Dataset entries
** start **
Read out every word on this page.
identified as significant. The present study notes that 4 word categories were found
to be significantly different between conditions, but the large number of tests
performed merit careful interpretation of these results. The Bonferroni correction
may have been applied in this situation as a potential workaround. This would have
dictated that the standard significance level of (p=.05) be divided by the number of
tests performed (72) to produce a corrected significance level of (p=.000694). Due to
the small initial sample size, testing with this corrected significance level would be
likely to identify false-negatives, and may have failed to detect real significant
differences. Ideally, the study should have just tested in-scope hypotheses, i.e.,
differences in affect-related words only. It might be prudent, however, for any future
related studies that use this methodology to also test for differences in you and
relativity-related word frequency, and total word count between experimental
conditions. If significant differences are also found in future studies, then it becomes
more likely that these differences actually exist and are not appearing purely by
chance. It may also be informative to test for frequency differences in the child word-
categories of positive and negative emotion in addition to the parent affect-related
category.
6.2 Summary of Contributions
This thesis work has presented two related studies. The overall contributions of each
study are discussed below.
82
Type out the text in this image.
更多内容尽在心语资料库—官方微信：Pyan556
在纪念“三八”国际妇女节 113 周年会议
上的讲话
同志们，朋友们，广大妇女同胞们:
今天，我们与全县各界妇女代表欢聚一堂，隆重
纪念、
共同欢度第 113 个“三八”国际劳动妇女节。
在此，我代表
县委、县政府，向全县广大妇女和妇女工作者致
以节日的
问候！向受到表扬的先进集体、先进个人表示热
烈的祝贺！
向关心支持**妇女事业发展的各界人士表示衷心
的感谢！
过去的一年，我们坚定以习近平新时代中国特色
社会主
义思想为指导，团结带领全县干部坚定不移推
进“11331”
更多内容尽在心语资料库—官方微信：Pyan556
** end **
Aim of the exercise
Set all of the records down again, exactly as they stand.

In response
Read out every word on this page.
identified as significant. The present study notes that 4 word categories were found
to be significantly different between conditions, but the large number of tests
performed merit careful interpretation of these results. The Bonferroni correction
may have been applied in this situation as a potential workaround. This would have
dictated that the standard significance level of (p=.05) be divided by the number of
tests performed (72) to produce a corrected significance level of (p=.000694). Due to
the small initial sample size, testing with this corrected significance level would be
likely to identify false-negatives, and may have failed to detect real significant
differences. Ideally, the study should have just tested in-scope hypotheses, i.e.,
differences in affect-related words only. It might be prudent, however, for any future
related studies that use this methodology to also test for differences in you and
relativity-related word frequency, and total word count between experimental
conditions. If significant differences are also found in future studies, then it becomes
more likely that these differences actually exist and are not appearing purely by
chance. It may also be informative to test for frequency differences in the child word-
categories of positive and negative emotion in addition to the parent affect-related
category.
6.2 Summary of Contributions
This thesis work has presented two related studies. The overall contributions of each
study are discussed below.
82
Type out the text in this image.
更多内容尽在心语资料库—官方微信：Pyan556
在纪念“三八”国际妇女节 113 周年会议
上的讲话
同志们，朋友们，广大妇女同胞们:
今天，我们与全县各界妇女代表欢聚一堂，隆重
纪念、
共同欢度第 113 个“三八”国际劳动妇女节。
在此，我代表
县委、县政府，向全县广大妇女和妇女工作者致
以节日的
问候！向受到表扬的先进集体、先进个人表示热
烈的祝贺！
向关心支持**妇女事业发展的各界人士表示衷心
的感谢！
过去的一年，我们坚定以习近平新时代中国特色
社会主
义思想为指导，团结带领全县干部坚定不移推
进“11331”
更多内容尽在心语资料库—官方微信：Pyan556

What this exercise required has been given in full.